=== EXERCISE REQUIREMENTS ===
Every line of the material is to be repeated exactly as it stands.

[Data entries]

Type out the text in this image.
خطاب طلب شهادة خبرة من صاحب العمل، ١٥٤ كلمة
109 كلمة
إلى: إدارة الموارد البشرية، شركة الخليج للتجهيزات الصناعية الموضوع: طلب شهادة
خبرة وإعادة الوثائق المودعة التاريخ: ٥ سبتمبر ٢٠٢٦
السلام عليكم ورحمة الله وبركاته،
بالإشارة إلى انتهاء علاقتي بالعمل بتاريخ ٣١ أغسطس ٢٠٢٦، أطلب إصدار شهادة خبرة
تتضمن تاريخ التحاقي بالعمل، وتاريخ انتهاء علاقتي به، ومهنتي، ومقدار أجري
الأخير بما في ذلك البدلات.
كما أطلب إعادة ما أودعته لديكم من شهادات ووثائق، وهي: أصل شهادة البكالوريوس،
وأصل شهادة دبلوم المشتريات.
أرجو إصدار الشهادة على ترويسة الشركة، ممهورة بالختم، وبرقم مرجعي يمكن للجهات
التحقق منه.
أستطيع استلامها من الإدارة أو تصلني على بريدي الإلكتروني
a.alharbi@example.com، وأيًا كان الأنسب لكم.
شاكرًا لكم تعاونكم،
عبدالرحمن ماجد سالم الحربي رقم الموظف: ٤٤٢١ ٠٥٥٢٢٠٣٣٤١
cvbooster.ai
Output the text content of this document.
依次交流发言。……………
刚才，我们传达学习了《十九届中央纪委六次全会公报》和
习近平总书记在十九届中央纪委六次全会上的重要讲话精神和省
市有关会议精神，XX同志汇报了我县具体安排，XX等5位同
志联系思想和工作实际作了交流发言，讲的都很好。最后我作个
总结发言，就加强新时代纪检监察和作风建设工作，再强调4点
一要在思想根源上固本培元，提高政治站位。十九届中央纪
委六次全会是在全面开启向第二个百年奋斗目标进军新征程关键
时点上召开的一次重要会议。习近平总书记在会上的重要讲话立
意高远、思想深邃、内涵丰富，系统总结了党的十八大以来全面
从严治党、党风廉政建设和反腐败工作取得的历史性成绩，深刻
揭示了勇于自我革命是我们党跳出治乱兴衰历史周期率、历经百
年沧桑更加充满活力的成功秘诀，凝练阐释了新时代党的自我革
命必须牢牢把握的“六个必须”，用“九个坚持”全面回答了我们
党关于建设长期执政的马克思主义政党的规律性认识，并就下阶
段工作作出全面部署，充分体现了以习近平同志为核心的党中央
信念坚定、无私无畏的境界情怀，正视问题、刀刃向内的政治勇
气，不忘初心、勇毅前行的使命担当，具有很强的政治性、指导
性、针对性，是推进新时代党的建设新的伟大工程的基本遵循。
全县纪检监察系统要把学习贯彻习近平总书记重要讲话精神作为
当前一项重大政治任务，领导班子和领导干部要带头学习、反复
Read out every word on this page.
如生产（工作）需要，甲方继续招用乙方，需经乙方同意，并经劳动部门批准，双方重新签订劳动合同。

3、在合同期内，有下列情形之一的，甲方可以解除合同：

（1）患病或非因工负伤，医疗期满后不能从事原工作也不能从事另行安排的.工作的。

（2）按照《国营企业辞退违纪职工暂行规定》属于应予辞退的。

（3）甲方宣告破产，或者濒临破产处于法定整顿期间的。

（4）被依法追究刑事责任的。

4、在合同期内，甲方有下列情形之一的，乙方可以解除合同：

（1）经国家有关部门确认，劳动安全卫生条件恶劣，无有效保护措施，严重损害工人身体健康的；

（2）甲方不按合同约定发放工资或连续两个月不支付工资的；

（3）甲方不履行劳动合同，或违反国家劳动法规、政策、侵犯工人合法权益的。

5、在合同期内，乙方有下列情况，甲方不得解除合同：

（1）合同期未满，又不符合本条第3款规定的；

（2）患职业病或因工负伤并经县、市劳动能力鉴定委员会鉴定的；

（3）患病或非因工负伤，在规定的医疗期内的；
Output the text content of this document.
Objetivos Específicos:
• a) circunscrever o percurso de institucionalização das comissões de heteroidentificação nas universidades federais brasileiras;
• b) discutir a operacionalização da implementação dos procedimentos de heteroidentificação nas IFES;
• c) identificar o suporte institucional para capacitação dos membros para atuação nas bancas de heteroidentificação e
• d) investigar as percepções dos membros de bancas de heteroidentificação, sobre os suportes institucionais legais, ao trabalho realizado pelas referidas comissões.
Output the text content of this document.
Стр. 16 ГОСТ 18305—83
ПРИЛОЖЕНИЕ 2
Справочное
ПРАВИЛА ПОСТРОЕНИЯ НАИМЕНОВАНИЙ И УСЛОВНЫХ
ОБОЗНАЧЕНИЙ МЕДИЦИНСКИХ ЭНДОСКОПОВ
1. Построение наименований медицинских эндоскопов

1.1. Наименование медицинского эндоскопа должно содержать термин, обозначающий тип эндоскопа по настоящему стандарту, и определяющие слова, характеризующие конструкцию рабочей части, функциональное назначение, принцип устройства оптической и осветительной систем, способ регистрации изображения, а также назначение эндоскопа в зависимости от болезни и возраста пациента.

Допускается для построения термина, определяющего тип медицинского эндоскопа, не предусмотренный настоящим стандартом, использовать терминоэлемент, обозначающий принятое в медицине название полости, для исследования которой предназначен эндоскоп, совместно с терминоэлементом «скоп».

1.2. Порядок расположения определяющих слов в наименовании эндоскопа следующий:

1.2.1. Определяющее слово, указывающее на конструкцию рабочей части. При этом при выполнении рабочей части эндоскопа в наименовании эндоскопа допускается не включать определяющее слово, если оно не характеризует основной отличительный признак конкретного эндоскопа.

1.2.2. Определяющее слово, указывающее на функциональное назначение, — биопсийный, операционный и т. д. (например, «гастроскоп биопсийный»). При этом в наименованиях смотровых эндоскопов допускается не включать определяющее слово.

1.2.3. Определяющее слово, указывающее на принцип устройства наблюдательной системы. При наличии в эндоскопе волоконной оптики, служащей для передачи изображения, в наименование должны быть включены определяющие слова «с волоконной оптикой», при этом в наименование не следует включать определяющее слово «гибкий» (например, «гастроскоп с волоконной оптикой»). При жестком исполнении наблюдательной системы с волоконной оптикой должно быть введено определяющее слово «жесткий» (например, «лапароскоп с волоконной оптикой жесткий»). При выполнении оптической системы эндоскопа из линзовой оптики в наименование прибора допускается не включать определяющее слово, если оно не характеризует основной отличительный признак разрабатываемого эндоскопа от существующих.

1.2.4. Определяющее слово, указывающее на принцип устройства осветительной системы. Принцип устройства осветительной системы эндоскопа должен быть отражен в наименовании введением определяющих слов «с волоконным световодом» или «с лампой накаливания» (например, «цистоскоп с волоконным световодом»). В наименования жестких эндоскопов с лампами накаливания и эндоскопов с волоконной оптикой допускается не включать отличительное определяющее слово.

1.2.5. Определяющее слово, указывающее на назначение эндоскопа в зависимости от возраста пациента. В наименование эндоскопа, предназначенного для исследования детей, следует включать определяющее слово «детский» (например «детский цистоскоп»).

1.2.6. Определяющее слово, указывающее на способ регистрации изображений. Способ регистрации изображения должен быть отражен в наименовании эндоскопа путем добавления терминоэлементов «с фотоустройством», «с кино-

=== SOLVED EXERCISE ===
Type out the text in this image.
خطاب طلب شهادة خبرة من صاحب العمل، ١٥٤ كلمة
109 كلمة
إلى: إدارة الموارد البشرية، شركة الخليج للتجهيزات الصناعية الموضوع: طلب شهادة
خبرة وإعادة الوثائق المودعة التاريخ: ٥ سبتمبر ٢٠٢٦
السلام عليكم ورحمة الله وبركاته،
بالإشارة إلى انتهاء علاقتي بالعمل بتاريخ ٣١ أغسطس ٢٠٢٦، أطلب إصدار شهادة خبرة
تتضمن تاريخ التحاقي بالعمل، وتاريخ انتهاء علاقتي به، ومهنتي، ومقدار أجري
الأخير بما في ذلك البدلات.
كما أطلب إعادة ما أودعته لديكم من شهادات ووثائق، وهي: أصل شهادة البكالوريوس،
وأصل شهادة دبلوم المشتريات.
أرجو إصدار الشهادة على ترويسة الشركة، ممهورة بالختم، وبرقم مرجعي يمكن للجهات
التحقق منه.
أستطيع استلامها من الإدارة أو تصلني على بريدي الإلكتروني
a.alharbi@example.com، وأيًا كان الأنسب لكم.
شاكرًا لكم تعاونكم،
عبدالرحمن ماجد سالم الحربي رقم الموظف: ٤٤٢١ ٠٥٥٢٢٠٣٣٤١
cvbooster.ai
Output the text content of this document.
依次交流发言。……………
刚才，我们传达学习了《十九届中央纪委六次全会公报》和
习近平总书记在十九届中央纪委六次全会上的重要讲话精神和省
市有关会议精神，XX同志汇报了我县具体安排，XX等5位同
志联系思想和工作实际作了交流发言，讲的都很好。最后我作个
总结发言，就加强新时代纪检监察和作风建设工作，再强调4点
一要在思想根源上固本培元，提高政治站位。十九届中央纪
委六次全会是在全面开启向第二个百年奋斗目标进军新征程关键
时点上召开的一次重要会议。习近平总书记在会上的重要讲话立
意高远、思想深邃、内涵丰富，系统总结了党的十八大以来全面
从严治党、党风廉政建设和反腐败工作取得的历史性成绩，深刻
揭示了勇于自我革命是我们党跳出治乱兴衰历史周期率、历经百
年沧桑更加充满活力的成功秘诀，凝练阐释了新时代党的自我革
命必须牢牢把握的“六个必须”，用“九个坚持”全面回答了我们
党关于建设长期执政的马克思主义政党的规律性认识，并就下阶
段工作作出全面部署，充分体现了以习近平同志为核心的党中央
信念坚定、无私无畏的境界情怀，正视问题、刀刃向内的政治勇
气，不忘初心、勇毅前行的使命担当，具有很强的政治性、指导
性、针对性，是推进新时代党的建设新的伟大工程的基本遵循。
全县纪检监察系统要把学习贯彻习近平总书记重要讲话精神作为
当前一项重大政治任务，领导班子和领导干部要带头学习、反复
Read out every word on this page.
如生产（工作）需要，甲方继续招用乙方，需经乙方同意，并经劳动部门批准，双方重新签订劳动合同。

3、在合同期内，有下列情形之一的，甲方可以解除合同：

（1）患病或非因工负伤，医疗期满后不能从事原工作也不能从事另行安排的.工作的。

（2）按照《国营企业辞退违纪职工暂行规定》属于应予辞退的。

（3）甲方宣告破产，或者濒临破产处于法定整顿期间的。

（4）被依法追究刑事责任的。

4、在合同期内，甲方有下列情形之一的，乙方可以解除合同：

（1）经国家有关部门确认，劳动安全卫生条件恶劣，无有效保护措施，严重损害工人身体健康的；

（2）甲方不按合同约定发放工资或连续两个月不支付工资的；

（3）甲方不履行劳动合同，或违反国家劳动法规、政策、侵犯工人合法权益的。

5、在合同期内，乙方有下列情况，甲方不得解除合同：

（1）合同期未满，又不符合本条第3款规定的；

（2）患职业病或因工负伤并经县、市劳动能力鉴定委员会鉴定的；

（3）患病或非因工负伤，在规定的医疗期内的；
Output the text content of this document.
Objetivos Específicos:
• a) circunscrever o percurso de institucionalização das comissões de heteroidentificação nas universidades federais brasileiras;
• b) discutir a operacionalização da implementação dos procedimentos de heteroidentificação nas IFES;
• c) identificar o suporte institucional para capacitação dos membros para atuação nas bancas de heteroidentificação e
• d) investigar as percepções dos membros de bancas de heteroidentificação, sobre os suportes institucionais legais, ao trabalho realizado pelas referidas comissões.
Output the text content of this document.
Стр. 16 ГОСТ 18305—83
ПРИЛОЖЕНИЕ 2
Справочное
ПРАВИЛА ПОСТРОЕНИЯ НАИМЕНОВАНИЙ И УСЛОВНЫХ
ОБОЗНАЧЕНИЙ МЕДИЦИНСКИХ ЭНДОСКОПОВ
1. Построение наименований медицинских эндоскопов

1.1. Наименование медицинского эндоскопа должно содержать термин, обозначающий тип эндоскопа по настоящему стандарту, и определяющие слова, характеризующие конструкцию рабочей части, функциональное назначение, принцип устройства оптической и осветительной систем, способ регистрации изображения, а также назначение эндоскопа в зависимости от болезни и возраста пациента.

Допускается для построения термина, определяющего тип медицинского эндоскопа, не предусмотренный настоящим стандартом, использовать терминоэлемент, обозначающий принятое в медицине название полости, для исследования которой предназначен эндоскоп, совместно с терминоэлементом «скоп».

1.2. Порядок расположения определяющих слов в наименовании эндоскопа следующий:

1.2.1. Определяющее слово, указывающее на конструкцию рабочей части. При этом при выполнении рабочей части эндоскопа в наименовании эндоскопа допускается не включать определяющее слово, если оно не характеризует основной отличительный признак конкретного эндоскопа.

1.2.2. Определяющее слово, указывающее на функциональное назначение, — биопсийный, операционный и т. д. (например, «гастроскоп биопсийный»). При этом в наименованиях смотровых эндоскопов допускается не включать определяющее слово.

1.2.3. Определяющее слово, указывающее на принцип устройства наблюдательной системы. При наличии в эндоскопе волоконной оптики, служащей для передачи изображения, в наименование должны быть включены определяющие слова «с волоконной оптикой», при этом в наименование не следует включать определяющее слово «гибкий» (например, «гастроскоп с волоконной оптикой»). При жестком исполнении наблюдательной системы с волоконной оптикой должно быть введено определяющее слово «жесткий» (например, «лапароскоп с волоконной оптикой жесткий»). При выполнении оптической системы эндоскопа из линзовой оптики в наименование прибора допускается не включать определяющее слово, если оно не характеризует основной отличительный признак разрабатываемого эндоскопа от существующих.

1.2.4. Определяющее слово, указывающее на принцип устройства осветительной системы. Принцип устройства осветительной системы эндоскопа должен быть отражен в наименовании введением определяющих слов «с волоконным световодом» или «с лампой накаливания» (например, «цистоскоп с волоконным световодом»). В наименования жестких эндоскопов с лампами накаливания и эндоскопов с волоконной оптикой допускается не включать отличительное определяющее слово.

1.2.5. Определяющее слово, указывающее на назначение эндоскопа в зависимости от возраста пациента. В наименование эндоскопа, предназначенного для исследования детей, следует включать определяющее слово «детский» (например «детский цистоскоп»).

1.2.6. Определяющее слово, указывающее на способ регистрации изображений. Способ регистрации изображения должен быть отражен в наименовании эндоскопа путем добавления терминоэлементов «с фотоустройством», «с кино-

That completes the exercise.